[Work instructions]
Copy out the listing that follows exactly, dropping every picture.

[Data supplied]
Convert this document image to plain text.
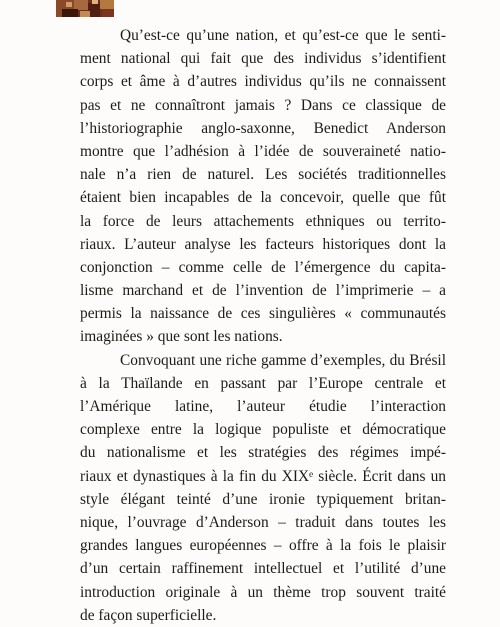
Qu’est-ce qu’une nation, et qu’est-ce que le senti-
ment national qui fait que des individus s’identifient
corps et âme à d’autres individus qu’ils ne connaissent
pas et ne connaîtront jamais ? Dans ce classique de
l’historiographie anglo-saxonne, Benedict Anderson
montre que l’adhésion à l’idée de souveraineté natio-
nale n’a rien de naturel. Les sociétés traditionnelles
étaient bien incapables de la concevoir, quelle que fût
la force de leurs attachements ethniques ou territo-
riaux. L’auteur analyse les facteurs historiques dont la
conjonction – comme celle de l’émergence du capita-
lisme marchand et de l’invention de l’imprimerie – a
permis la naissance de ces singulières « communautés
imaginées » que sont les nations.
Convoquant une riche gamme d’exemples, du Brésil
à la Thaïlande en passant par l’Europe centrale et
l’Amérique latine, l’auteur étudie l’interaction
complexe entre la logique populiste et démocratique
du nationalisme et les stratégies des régimes impé-
riaux et dynastiques à la fin du XIXᵉ siècle. Écrit dans un
style élégant teinté d’une ironie typiquement britan-
nique, l’ouvrage d’Anderson – traduit dans toutes les
grandes langues européennes – offre à la fois le plaisir
d’un certain raffinement intellectuel et l’utilité d’une
introduction originale à un thème trop souvent traité
de façon superficielle.
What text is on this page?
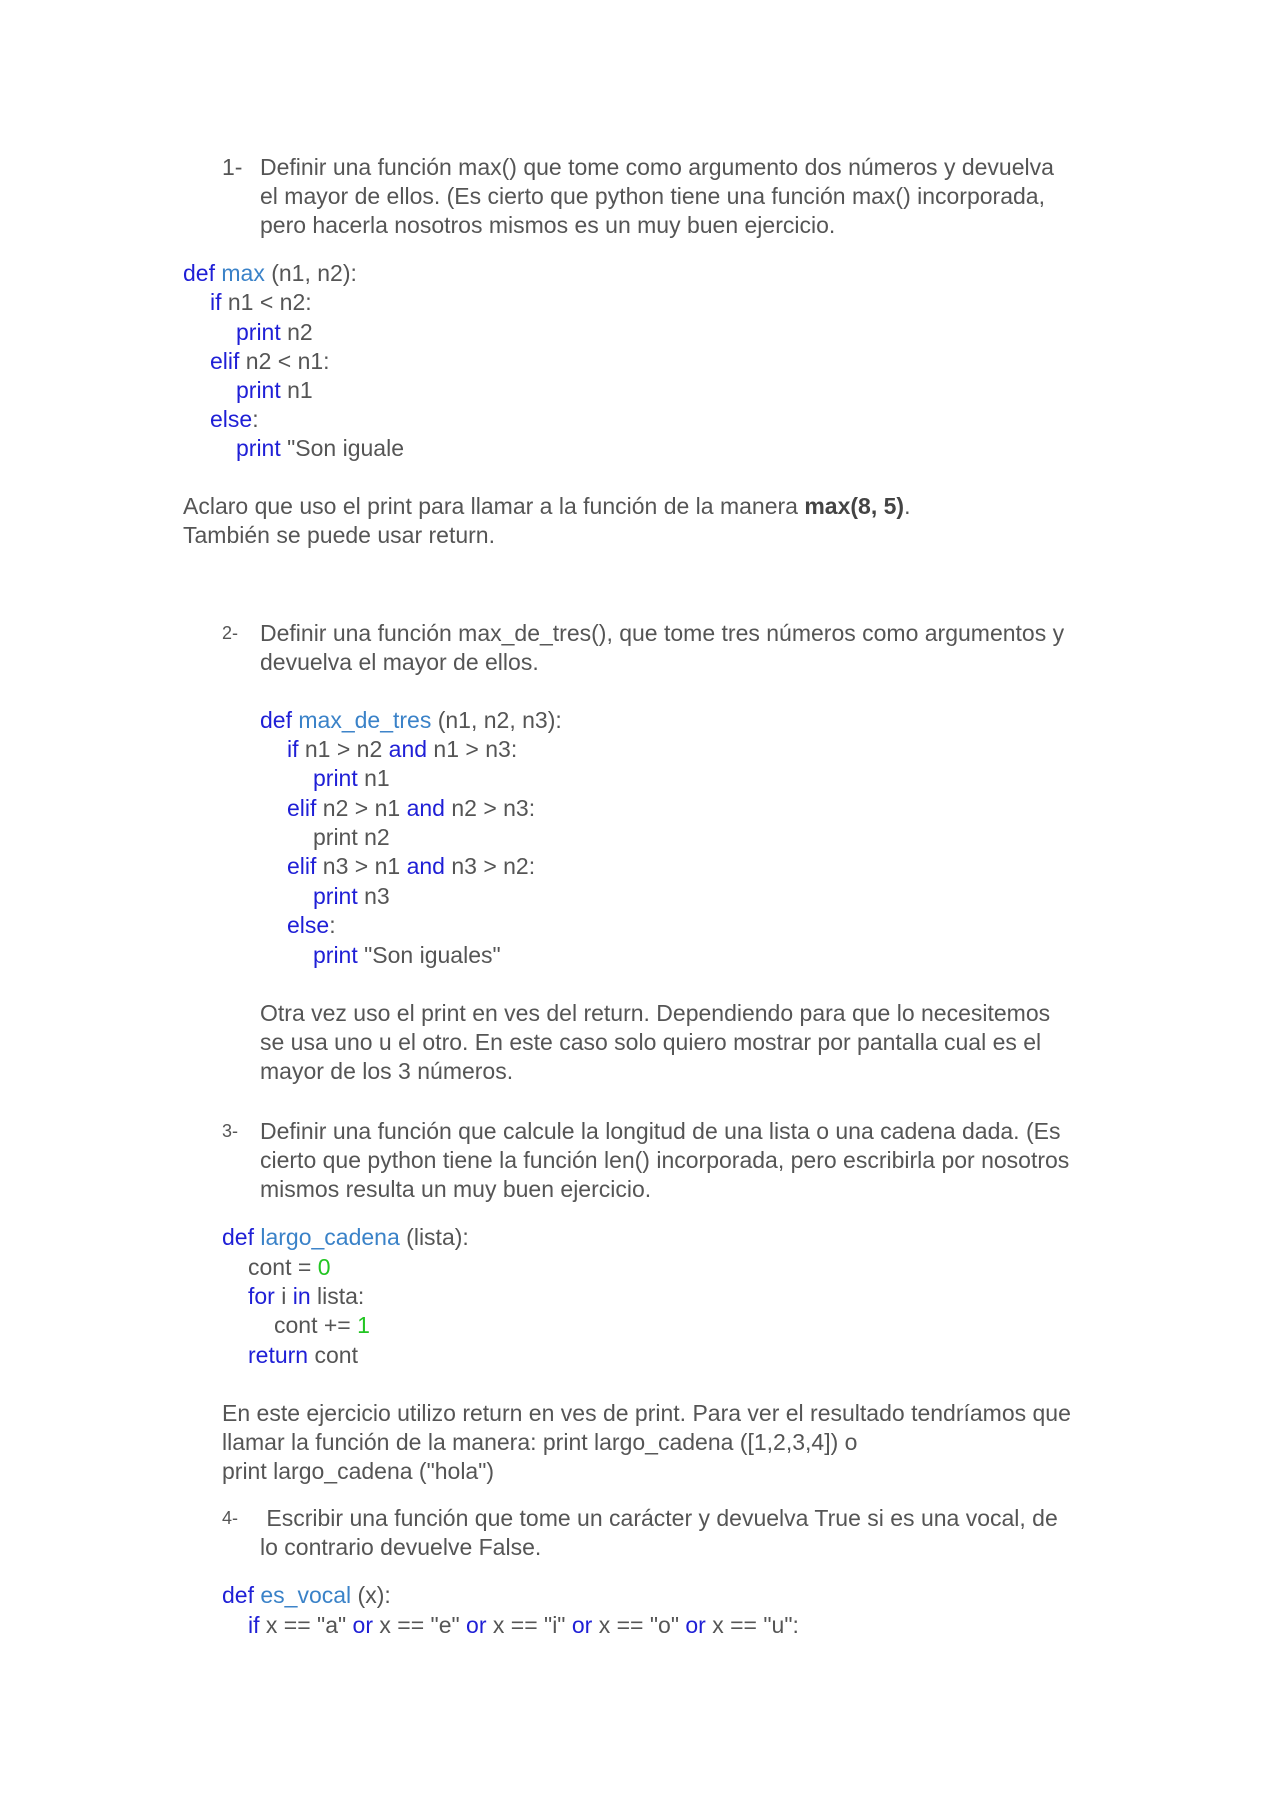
1- Definir una función max() que tome como argumento dos números y devuelva
el mayor de ellos. (Es cierto que python tiene una función max() incorporada,
pero hacerla nosotros mismos es un muy buen ejercicio.
def max (n1, n2):
if n1 < n2:
print n2
elif n2 < n1:
print n1
else:
print "Son iguale
Aclaro que uso el print para llamar a la función de la manera max(8, 5).
También se puede usar return.
2- Definir una función max_de_tres(), que tome tres números como argumentos y
devuelva el mayor de ellos.
def max_de_tres (n1, n2, n3):
if n1 > n2 and n1 > n3:
print n1
elif n2 > n1 and n2 > n3:
print n2
elif n3 > n1 and n3 > n2:
print n3
else:
print "Son iguales"
Otra vez uso el print en ves del return. Dependiendo para que lo necesitemos
se usa uno u el otro. En este caso solo quiero mostrar por pantalla cual es el
mayor de los 3 números.
3- Definir una función que calcule la longitud de una lista o una cadena dada. (Es
cierto que python tiene la función len() incorporada, pero escribirla por nosotros
mismos resulta un muy buen ejercicio.
def largo_cadena (lista):
cont = 0
for i in lista:
cont += 1
return cont
En este ejercicio utilizo return en ves de print. Para ver el resultado tendríamos que
llamar la función de la manera: print largo_cadena ([1,2,3,4]) o
print largo_cadena ("hola")
4- Escribir una función que tome un carácter y devuelva True si es una vocal, de
lo contrario devuelve False.
def es_vocal (x):
if x == "a" or x == "e" or x == "i" or x == "o" or x == "u":
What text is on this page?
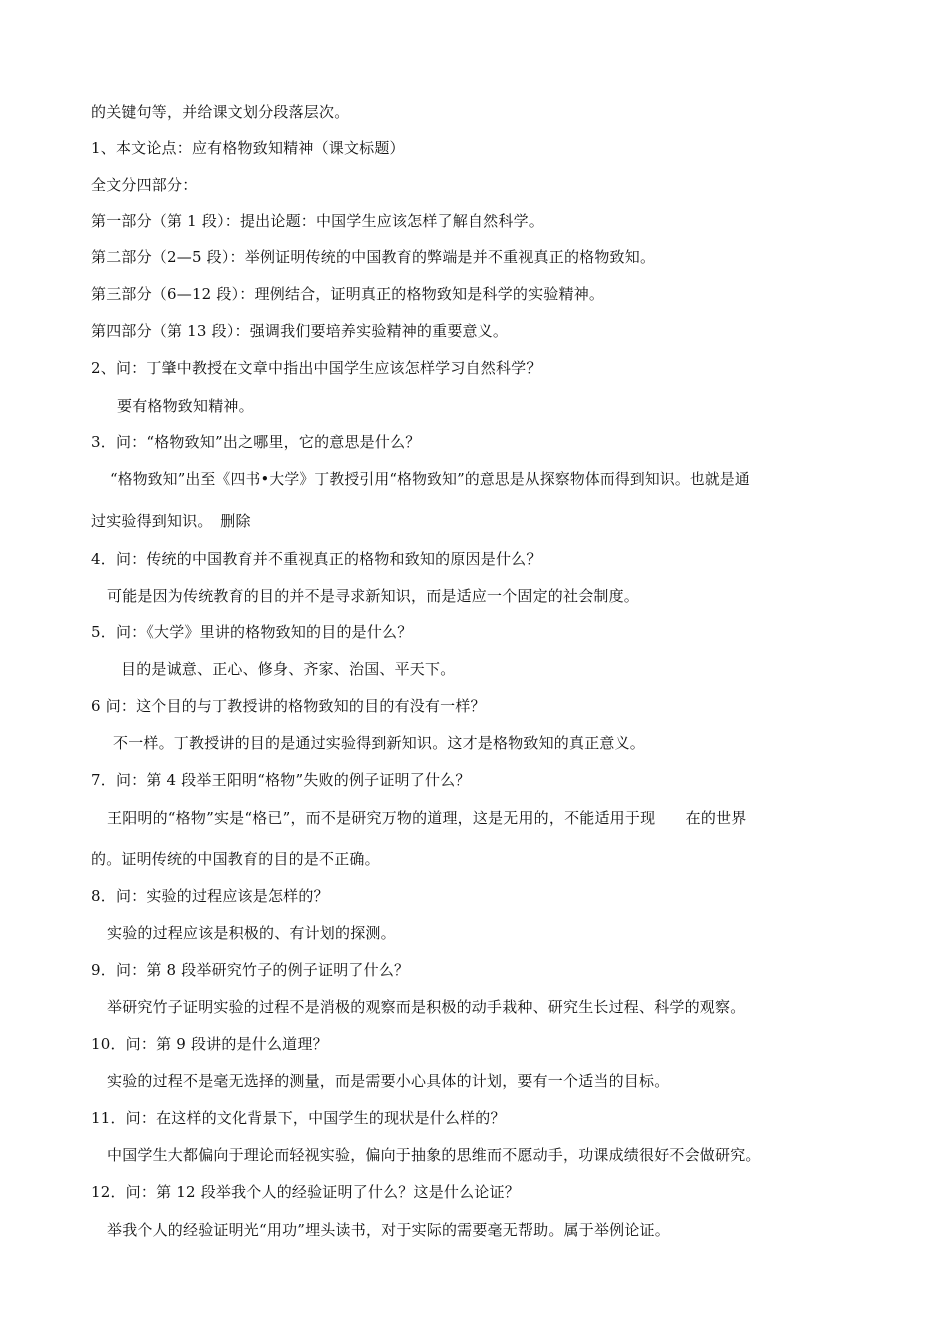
的关键句等，并给课文划分段落层次。
1、本文论点：应有格物致知精神（课文标题）
全文分四部分：
第一部分（第 1 段）：提出论题：中国学生应该怎样了解自然科学。
第二部分（2—5 段）：举例证明传统的中国教育的弊端是并不重视真正的格物致知。
第三部分（6—12 段）：理例结合，证明真正的格物致知是科学的实验精神。
第四部分（第 13 段）：强调我们要培养实验精神的重要意义。
2、问：丁肇中教授在文章中指出中国学生应该怎样学习自然科学？
要有格物致知精神。
3．问：“格物致知”出之哪里，它的意思是什么？
“格物致知”出至《四书•大学》丁教授引用“格物致知”的意思是从探察物体而得到知识。也就是通
过实验得到知识。　删除
4．问：传统的中国教育并不重视真正的格物和致知的原因是什么？
可能是因为传统教育的目的并不是寻求新知识，而是适应一个固定的社会制度。
5．问：《大学》里讲的格物致知的目的是什么？
目的是诚意、正心、修身、齐家、治国、平天下。
6 问：这个目的与丁教授讲的格物致知的目的有没有一样？
不一样。丁教授讲的目的是通过实验得到新知识。这才是格物致知的真正意义。
7．问：第 4 段举王阳明“格物”失败的例子证明了什么？
王阳明的“格物”实是“格已”，而不是研究万物的道理，这是无用的，不能适用于现　　在的世界
的。证明传统的中国教育的目的是不正确。
8．问：实验的过程应该是怎样的？
实验的过程应该是积极的、有计划的探测。
9．问：第 8 段举研究竹子的例子证明了什么？
举研究竹子证明实验的过程不是消极的观察而是积极的动手栽种、研究生长过程、科学的观察。
10．问：第 9 段讲的是什么道理？
实验的过程不是毫无选择的测量，而是需要小心具体的计划，要有一个适当的目标。
11．问：在这样的文化背景下，中国学生的现状是什么样的？
中国学生大都偏向于理论而轻视实验，偏向于抽象的思维而不愿动手，功课成绩很好不会做研究。
12．问：第 12 段举我个人的经验证明了什么？这是什么论证？
举我个人的经验证明光“用功”埋头读书，对于实际的需要毫无帮助。属于举例论证。
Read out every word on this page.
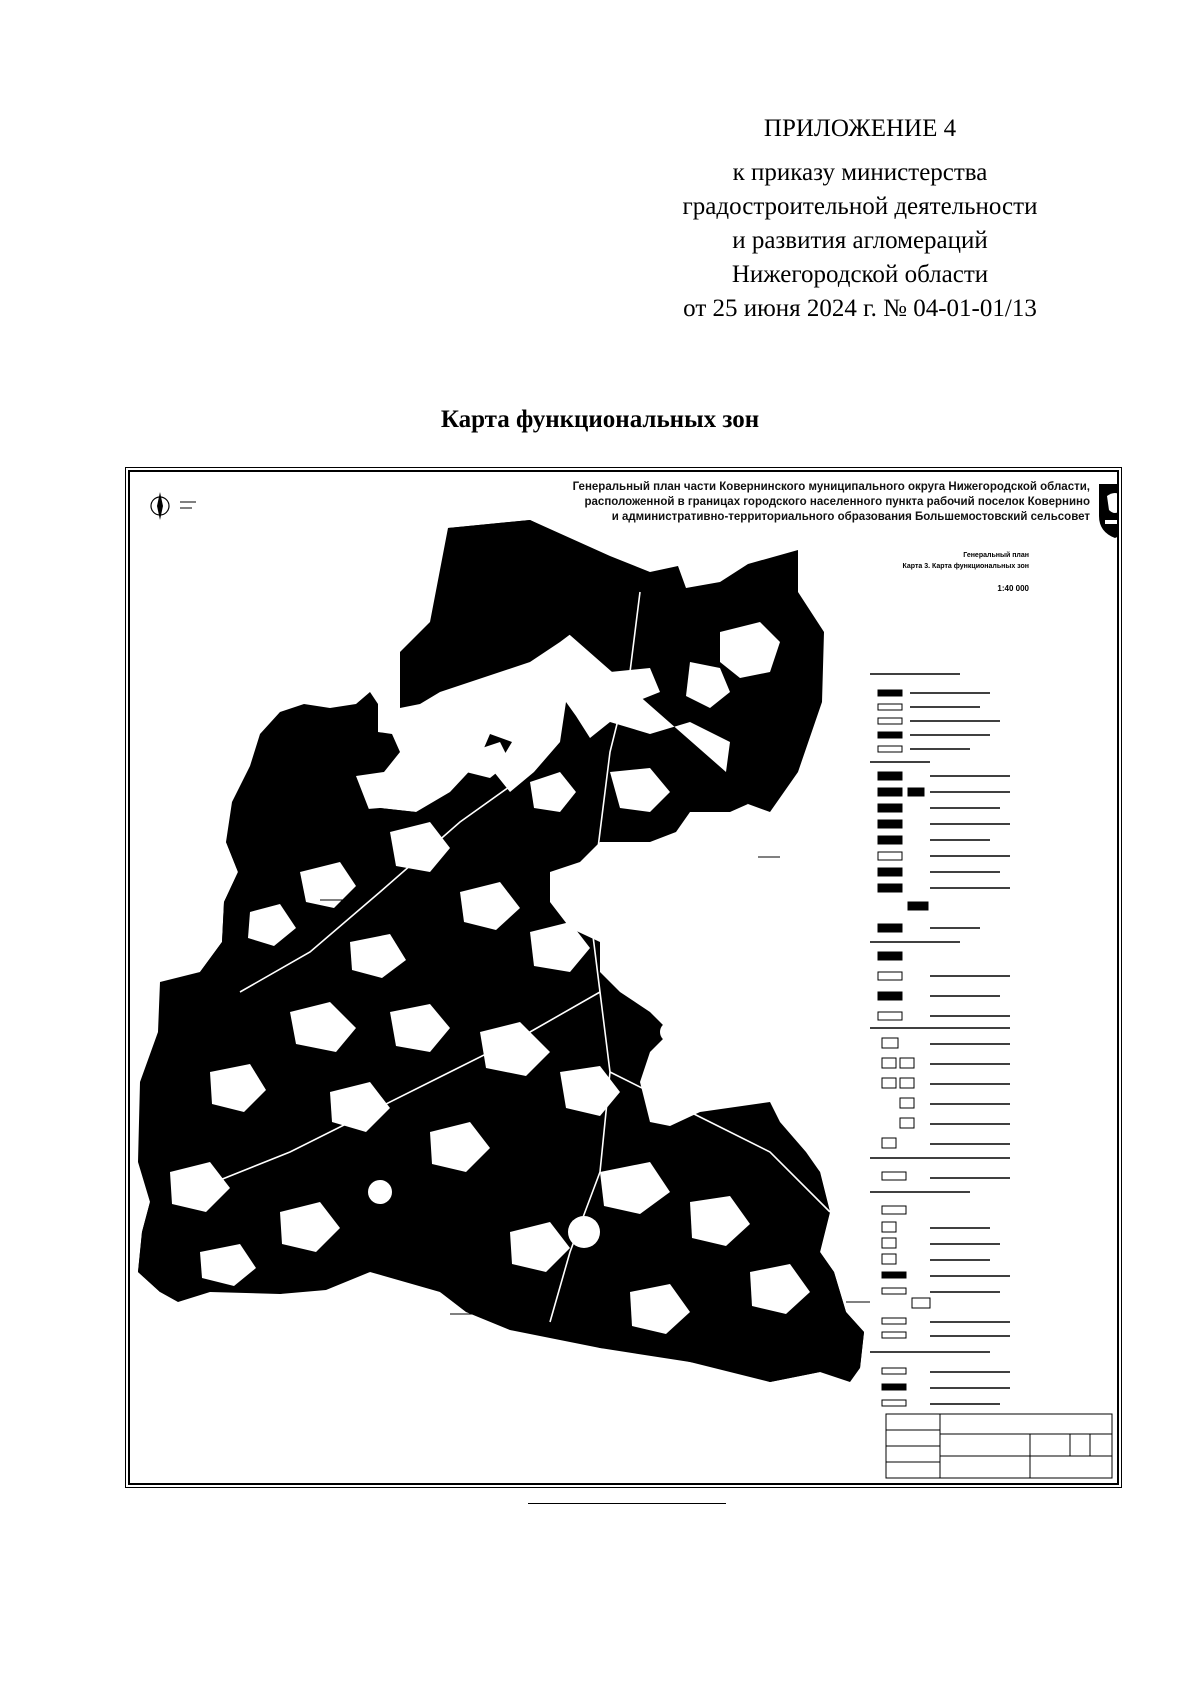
ПРИЛОЖЕНИЕ 4
к приказу министерства
градостроительной деятельности
и развития агломераций
Нижегородской области
от 25 июня 2024 г. № 04-01-01/13
Карта функциональных зон
Генеральный план части Ковернинского муниципального округа Нижегородской области,
расположенной в границах городского населенного пункта рабочий поселок Ковернино
и административно-территориального образования Большемостовский сельсовет
Генеральный план
Карта 3. Карта функциональных зон
1:40 000
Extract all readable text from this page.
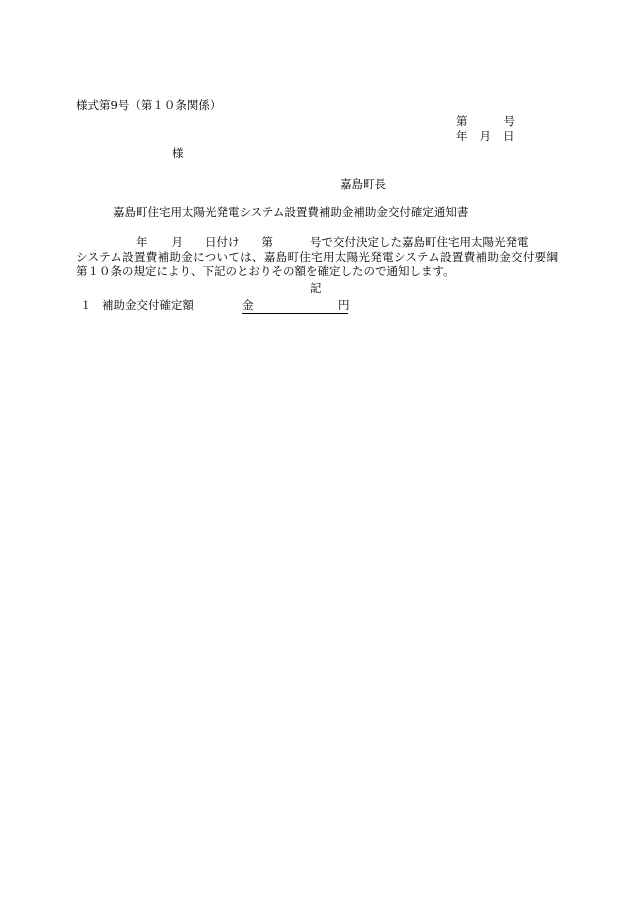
様式第9号（第１０条関係）
第	号
年 月 日
様
嘉島町長
嘉島町住宅用太陽光発電システム設置費補助金補助金交付確定通知書
年 月 日付け 第	号で交付決定した嘉島町住宅用太陽光発電
システム設置費補助金については、嘉島町住宅用太陽光発電システム設置費補助金交付要綱
第１０条の規定により、下記のとおりその額を確定したので通知します。
記
１ 補助金交付確定額	金	円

[Written reply]
Convert this document image to plain text.
Qu’est-ce qu’une nation, et qu’est-ce que le senti-
ment national qui fait que des individus s’identifient
corps et âme à d’autres individus qu’ils ne connaissent
pas et ne connaîtront jamais ? Dans ce classique de
l’historiographie anglo-saxonne, Benedict Anderson
montre que l’adhésion à l’idée de souveraineté natio-
nale n’a rien de naturel. Les sociétés traditionnelles
étaient bien incapables de la concevoir, quelle que fût
la force de leurs attachements ethniques ou territo-
riaux. L’auteur analyse les facteurs historiques dont la
conjonction – comme celle de l’émergence du capita-
lisme marchand et de l’invention de l’imprimerie – a
permis la naissance de ces singulières « communautés
imaginées » que sont les nations.
Convoquant une riche gamme d’exemples, du Brésil
à la Thaïlande en passant par l’Europe centrale et
l’Amérique latine, l’auteur étudie l’interaction
complexe entre la logique populiste et démocratique
du nationalisme et les stratégies des régimes impé-
riaux et dynastiques à la fin du XIXᵉ siècle. Écrit dans un
style élégant teinté d’une ironie typiquement britan-
nique, l’ouvrage d’Anderson – traduit dans toutes les
grandes langues européennes – offre à la fois le plaisir
d’un certain raffinement intellectuel et l’utilité d’une
introduction originale à un thème trop souvent traité
de façon superficielle.
What text is on this page?
1- Definir una función max() que tome como argumento dos números y devuelva
el mayor de ellos. (Es cierto que python tiene una función max() incorporada,
pero hacerla nosotros mismos es un muy buen ejercicio.
def max (n1, n2):
if n1 < n2:
print n2
elif n2 < n1:
print n1
else:
print "Son iguale
Aclaro que uso el print para llamar a la función de la manera max(8, 5).
También se puede usar return.
2- Definir una función max_de_tres(), que tome tres números como argumentos y
devuelva el mayor de ellos.
def max_de_tres (n1, n2, n3):
if n1 > n2 and n1 > n3:
print n1
elif n2 > n1 and n2 > n3:
print n2
elif n3 > n1 and n3 > n2:
print n3
else:
print "Son iguales"
Otra vez uso el print en ves del return. Dependiendo para que lo necesitemos
se usa uno u el otro. En este caso solo quiero mostrar por pantalla cual es el
mayor de los 3 números.
3- Definir una función que calcule la longitud de una lista o una cadena dada. (Es
cierto que python tiene la función len() incorporada, pero escribirla por nosotros
mismos resulta un muy buen ejercicio.
def largo_cadena (lista):
cont = 0
for i in lista:
cont += 1
return cont
En este ejercicio utilizo return en ves de print. Para ver el resultado tendríamos que
llamar la función de la manera: print largo_cadena ([1,2,3,4]) o
print largo_cadena ("hola")
4- Escribir una función que tome un carácter y devuelva True si es una vocal, de
lo contrario devuelve False.
def es_vocal (x):
if x == "a" or x == "e" or x == "i" or x == "o" or x == "u":
What text is on this page?
的关键句等，并给课文划分段落层次。
1、本文论点：应有格物致知精神（课文标题）
全文分四部分：
第一部分（第 1 段）：提出论题：中国学生应该怎样了解自然科学。
第二部分（2—5 段）：举例证明传统的中国教育的弊端是并不重视真正的格物致知。
第三部分（6—12 段）：理例结合，证明真正的格物致知是科学的实验精神。
第四部分（第 13 段）：强调我们要培养实验精神的重要意义。
2、问：丁肇中教授在文章中指出中国学生应该怎样学习自然科学？
要有格物致知精神。
3．问：“格物致知”出之哪里，它的意思是什么？
“格物致知”出至《四书•大学》丁教授引用“格物致知”的意思是从探察物体而得到知识。也就是通
过实验得到知识。　删除
4．问：传统的中国教育并不重视真正的格物和致知的原因是什么？
可能是因为传统教育的目的并不是寻求新知识，而是适应一个固定的社会制度。
5．问：《大学》里讲的格物致知的目的是什么？
目的是诚意、正心、修身、齐家、治国、平天下。
6 问：这个目的与丁教授讲的格物致知的目的有没有一样？
不一样。丁教授讲的目的是通过实验得到新知识。这才是格物致知的真正意义。
7．问：第 4 段举王阳明“格物”失败的例子证明了什么？
王阳明的“格物”实是“格已”，而不是研究万物的道理，这是无用的，不能适用于现　　在的世界
的。证明传统的中国教育的目的是不正确。
8．问：实验的过程应该是怎样的？
实验的过程应该是积极的、有计划的探测。
9．问：第 8 段举研究竹子的例子证明了什么？
举研究竹子证明实验的过程不是消极的观察而是积极的动手栽种、研究生长过程、科学的观察。
10．问：第 9 段讲的是什么道理？
实验的过程不是毫无选择的测量，而是需要小心具体的计划，要有一个适当的目标。
11．问：在这样的文化背景下，中国学生的现状是什么样的？
中国学生大都偏向于理论而轻视实验，偏向于抽象的思维而不愿动手，功课成绩很好不会做研究。
12．问：第 12 段举我个人的经验证明了什么？这是什么论证？
举我个人的经验证明光“用功”埋头读书，对于实际的需要毫无帮助。属于举例论证。
Read out every word on this page.
ПРИЛОЖЕНИЕ 4
к приказу министерства
градостроительной деятельности
и развития агломераций
Нижегородской области
от 25 июня 2024 г. № 04-01-01/13
Карта функциональных зон
Генеральный план части Ковернинского муниципального округа Нижегородской области,
расположенной в границах городского населенного пункта рабочий поселок Ковернино
и административно-территориального образования Большемостовский сельсовет
Генеральный план
Карта 3. Карта функциональных зон
1:40 000
Extract all readable text from this page.
様式第9号（第１０条関係）
第	号
年 月 日
様
嘉島町長
嘉島町住宅用太陽光発電システム設置費補助金補助金交付確定通知書
年 月 日付け 第	号で交付決定した嘉島町住宅用太陽光発電
システム設置費補助金については、嘉島町住宅用太陽光発電システム設置費補助金交付要綱
第１０条の規定により、下記のとおりその額を確定したので通知します。
記
１ 補助金交付確定額	金	円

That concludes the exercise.